+++ INPUT ROWS

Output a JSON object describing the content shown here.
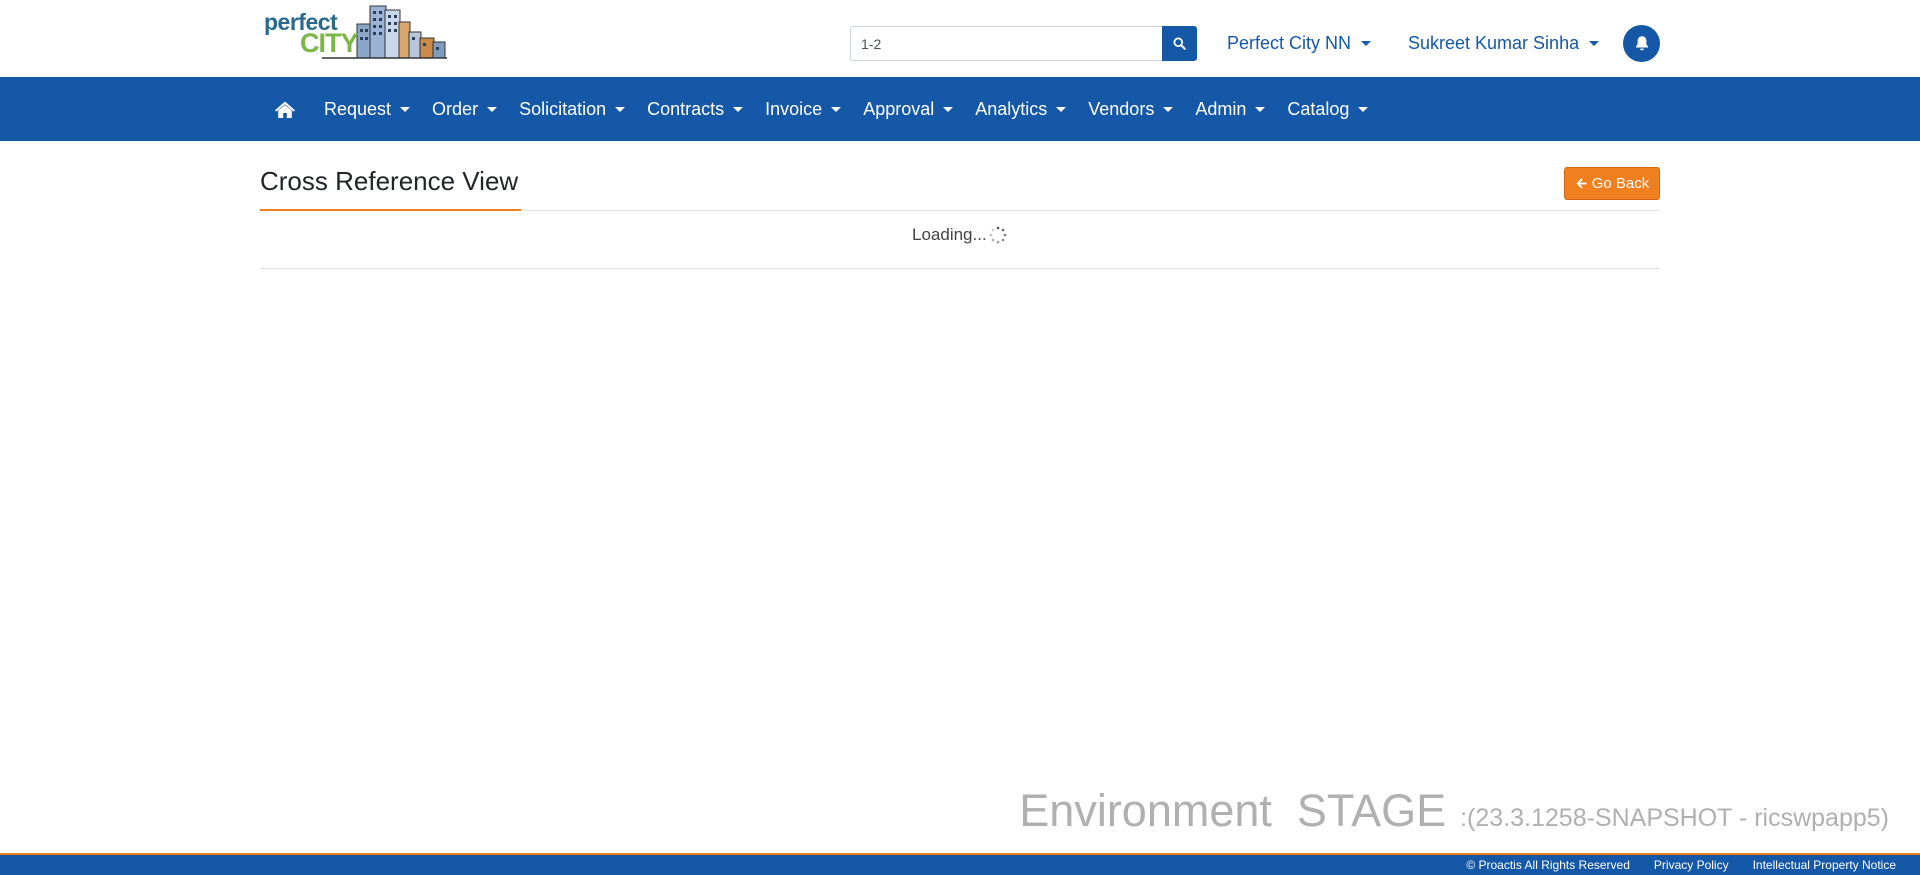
{
  "header": {
    "logo_line1": "perfect",
    "logo_line2": "CITY",
    "search": {
      "value": "1-2",
      "placeholder": ""
    },
    "org_selector": "Perfect City NN",
    "user_menu": "Sukreet Kumar Sinha"
  },
  "nav": {
    "items": [
      {
        "label": "Request"
      },
      {
        "label": "Order"
      },
      {
        "label": "Solicitation"
      },
      {
        "label": "Contracts"
      },
      {
        "label": "Invoice"
      },
      {
        "label": "Approval"
      },
      {
        "label": "Analytics"
      },
      {
        "label": "Vendors"
      },
      {
        "label": "Admin"
      },
      {
        "label": "Catalog"
      }
    ]
  },
  "main": {
    "title": "Cross Reference View",
    "go_back_label": "Go Back",
    "loading_text": "Loading..."
  },
  "environment": {
    "label": "Environment  STAGE",
    "version": ":(23.3.1258-SNAPSHOT - ricswpapp5)"
  },
  "footer": {
    "copyright": "© Proactis All Rights Reserved",
    "privacy": "Privacy Policy",
    "ip_notice": "Intellectual Property Notice"
  },
  "colors": {
    "primary": "#1558a7",
    "accent": "#f07f20",
    "watermark": "#b0b0b0"
  },
  "icons": [
    "search-icon",
    "home-icon",
    "bell-icon",
    "arrow-left-icon",
    "spinner-icon",
    "chevron-down-icon"
  ]
}
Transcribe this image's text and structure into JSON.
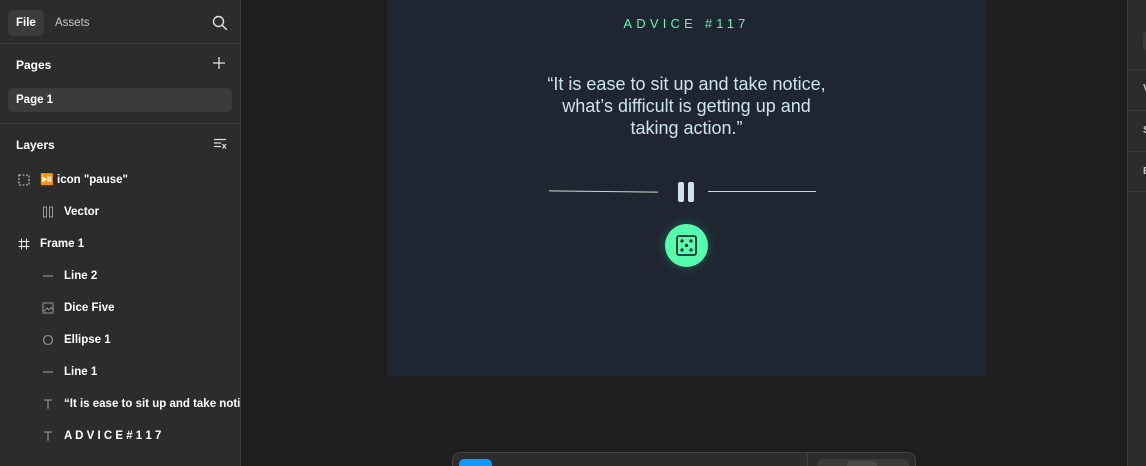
{
  "left_panel": {
    "tabs": {
      "file": "File",
      "assets": "Assets"
    },
    "pages": {
      "title": "Pages",
      "items": [
        "Page 1"
      ]
    },
    "layers": {
      "title": "Layers",
      "items": [
        {
          "name": "icon \"pause\"",
          "icon": "selection-dashed-icon",
          "emoji": "⏯️"
        },
        {
          "name": "Vector",
          "icon": "vector-pause-icon"
        },
        {
          "name": "Frame 1",
          "icon": "frame-hash-icon"
        },
        {
          "name": "Line 2",
          "icon": "line-icon"
        },
        {
          "name": "Dice Five",
          "icon": "image-icon"
        },
        {
          "name": "Ellipse 1",
          "icon": "ellipse-icon"
        },
        {
          "name": "Line 1",
          "icon": "line-icon"
        },
        {
          "name": "“It is ease to sit up and take notice, what’s difficult is getting up and taking action.”",
          "icon": "text-icon"
        },
        {
          "name": "A D V I C E # 1 1 7",
          "icon": "text-icon"
        }
      ]
    }
  },
  "canvas": {
    "advice_heading": "ADVICE #117",
    "quote": "“It is ease to sit up and take notice, what’s difficult is getting up and taking action.”",
    "colors": {
      "background": "#1f2632",
      "accent": "#53ffaa",
      "text": "#cee3e9"
    }
  },
  "right_panel": {
    "labels": [
      "V",
      "S",
      "E"
    ]
  },
  "colors": {
    "ui_background": "#1e1e1e",
    "panel": "#2c2c2c",
    "selection": "#3b3b3b",
    "tool_active": "#0d99ff"
  }
}
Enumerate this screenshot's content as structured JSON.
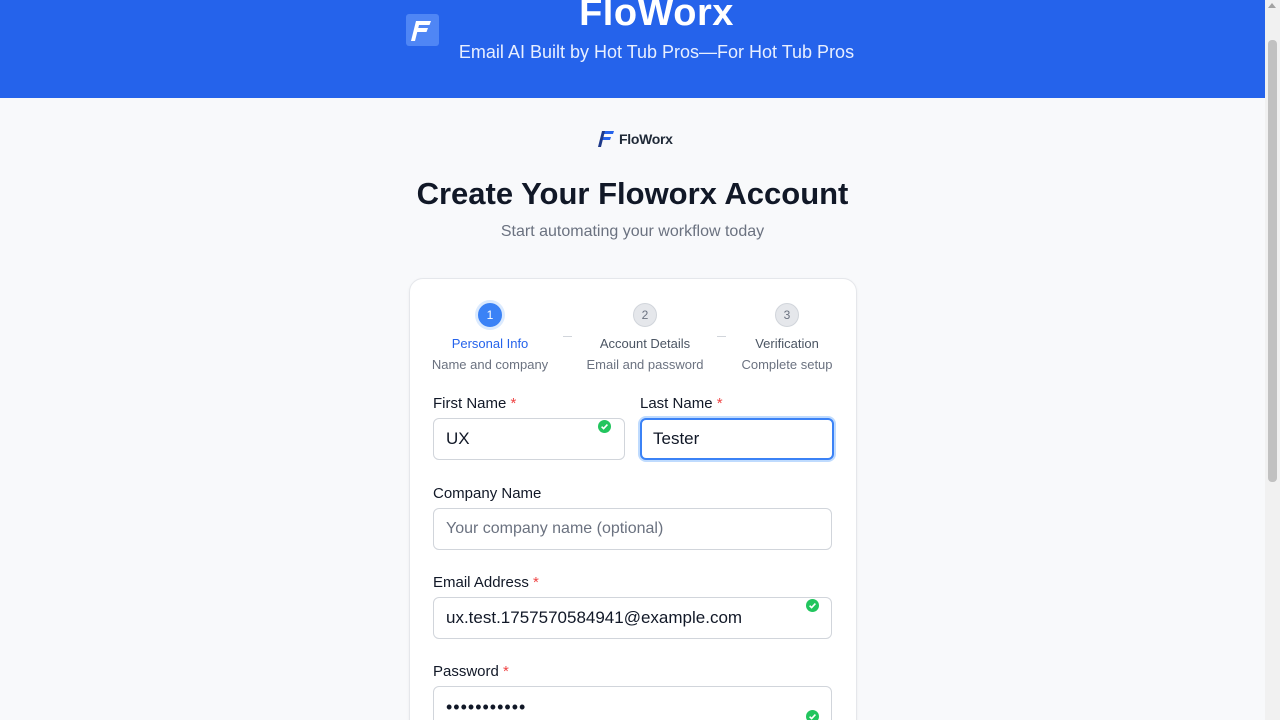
{
  "header": {
    "title": "FloWorx",
    "subtitle": "Email AI Built by Hot Tub Pros—For Hot Tub Pros",
    "logo_icon": "floworx-logo-icon"
  },
  "brand": {
    "name": "FloWorx"
  },
  "page": {
    "title": "Create Your Floworx Account",
    "subtitle": "Start automating your workflow today"
  },
  "steps": [
    {
      "number": "1",
      "label": "Personal Info",
      "description": "Name and company",
      "active": true
    },
    {
      "number": "2",
      "label": "Account Details",
      "description": "Email and password",
      "active": false
    },
    {
      "number": "3",
      "label": "Verification",
      "description": "Complete setup",
      "active": false
    }
  ],
  "form": {
    "first_name": {
      "label": "First Name",
      "required_mark": "*",
      "value": "UX",
      "valid": true
    },
    "last_name": {
      "label": "Last Name",
      "required_mark": "*",
      "value": "Tester"
    },
    "company": {
      "label": "Company Name",
      "placeholder": "Your company name (optional)",
      "value": ""
    },
    "email": {
      "label": "Email Address",
      "required_mark": "*",
      "value": "ux.test.1757570584941@example.com",
      "valid": true
    },
    "password": {
      "label": "Password",
      "required_mark": "*",
      "value": "•••••••••••",
      "valid": true
    }
  },
  "colors": {
    "primary": "#2563eb",
    "success": "#22c55e",
    "required": "#ef4444"
  }
}
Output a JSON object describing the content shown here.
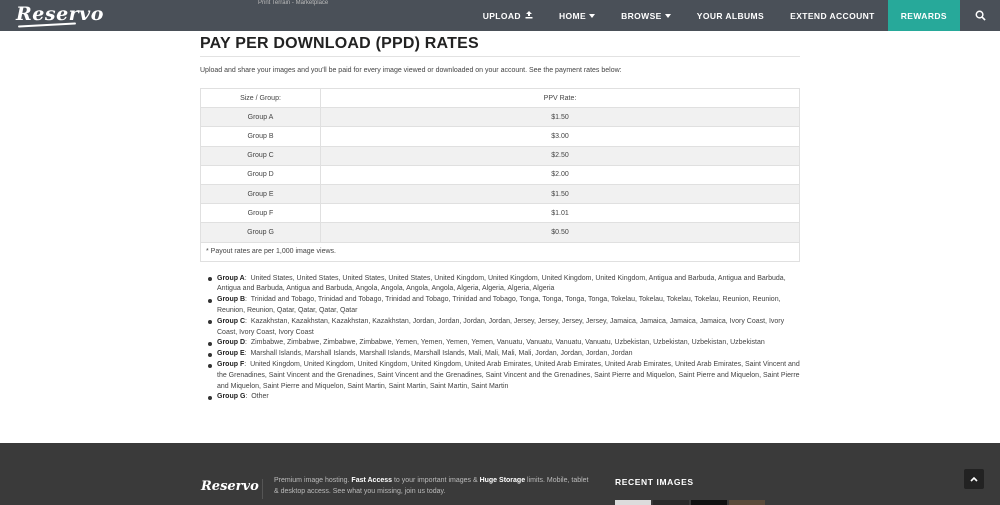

++++++

- TASK GOAL: In your copy of the records, include no pictures; repeat everything else exactly.

- TASK OUTPUT:
Output a JSON object describing the content shown here.
{
  "header": {
    "logo_line1": "perfect",
    "logo_line2": "CITY",
    "search": {
      "value": "1-2",
      "placeholder": ""
    },
    "org_selector": "Perfect City NN",
    "user_menu": "Sukreet Kumar Sinha"
  },
  "nav": {
    "items": [
      {
        "label": "Request"
      },
      {
        "label": "Order"
      },
      {
        "label": "Solicitation"
      },
      {
        "label": "Contracts"
      },
      {
        "label": "Invoice"
      },
      {
        "label": "Approval"
      },
      {
        "label": "Analytics"
      },
      {
        "label": "Vendors"
      },
      {
        "label": "Admin"
      },
      {
        "label": "Catalog"
      }
    ]
  },
  "main": {
    "title": "Cross Reference View",
    "go_back_label": "Go Back",
    "loading_text": "Loading..."
  },
  "environment": {
    "label": "Environment  STAGE",
    "version": ":(23.3.1258-SNAPSHOT - ricswpapp5)"
  },
  "footer": {
    "copyright": "© Proactis All Rights Reserved",
    "privacy": "Privacy Policy",
    "ip_notice": "Intellectual Property Notice"
  },
  "colors": {
    "primary": "#1558a7",
    "accent": "#f07f20",
    "watermark": "#b0b0b0"
  },
  "icons": [
    "search-icon",
    "home-icon",
    "bell-icon",
    "arrow-left-icon",
    "spinner-icon",
    "chevron-down-icon"
  ]
}
Transcribe this image's text and structure into JSON.
{
  "left_panel": {
    "tabs": {
      "file": "File",
      "assets": "Assets"
    },
    "pages": {
      "title": "Pages",
      "items": [
        "Page 1"
      ]
    },
    "layers": {
      "title": "Layers",
      "items": [
        {
          "name": "icon \"pause\"",
          "icon": "selection-dashed-icon",
          "emoji": "⏯️"
        },
        {
          "name": "Vector",
          "icon": "vector-pause-icon"
        },
        {
          "name": "Frame 1",
          "icon": "frame-hash-icon"
        },
        {
          "name": "Line 2",
          "icon": "line-icon"
        },
        {
          "name": "Dice Five",
          "icon": "image-icon"
        },
        {
          "name": "Ellipse 1",
          "icon": "ellipse-icon"
        },
        {
          "name": "Line 1",
          "icon": "line-icon"
        },
        {
          "name": "“It is ease to sit up and take notice, what’s difficult is getting up and taking action.”",
          "icon": "text-icon"
        },
        {
          "name": "A D V I C E # 1 1 7",
          "icon": "text-icon"
        }
      ]
    }
  },
  "canvas": {
    "advice_heading": "ADVICE #117",
    "quote": "“It is ease to sit up and take notice, what’s difficult is getting up and taking action.”",
    "colors": {
      "background": "#1f2632",
      "accent": "#53ffaa",
      "text": "#cee3e9"
    }
  },
  "right_panel": {
    "labels": [
      "V",
      "S",
      "E"
    ]
  },
  "colors": {
    "ui_background": "#1e1e1e",
    "panel": "#2c2c2c",
    "selection": "#3b3b3b",
    "tool_active": "#0d99ff"
  }
}
Enumerate this screenshot's content as structured JSON.
{
  "header": {
    "title": "FloWorx",
    "subtitle": "Email AI Built by Hot Tub Pros—For Hot Tub Pros",
    "logo_icon": "floworx-logo-icon"
  },
  "brand": {
    "name": "FloWorx"
  },
  "page": {
    "title": "Create Your Floworx Account",
    "subtitle": "Start automating your workflow today"
  },
  "steps": [
    {
      "number": "1",
      "label": "Personal Info",
      "description": "Name and company",
      "active": true
    },
    {
      "number": "2",
      "label": "Account Details",
      "description": "Email and password",
      "active": false
    },
    {
      "number": "3",
      "label": "Verification",
      "description": "Complete setup",
      "active": false
    }
  ],
  "form": {
    "first_name": {
      "label": "First Name",
      "required_mark": "*",
      "value": "UX",
      "valid": true
    },
    "last_name": {
      "label": "Last Name",
      "required_mark": "*",
      "value": "Tester"
    },
    "company": {
      "label": "Company Name",
      "placeholder": "Your company name (optional)",
      "value": ""
    },
    "email": {
      "label": "Email Address",
      "required_mark": "*",
      "value": "ux.test.1757570584941@example.com",
      "valid": true
    },
    "password": {
      "label": "Password",
      "required_mark": "*",
      "value": "•••••••••••",
      "valid": true
    }
  },
  "colors": {
    "primary": "#2563eb",
    "success": "#22c55e",
    "required": "#ef4444"
  }
}
Output a JSON object describing the content shown here.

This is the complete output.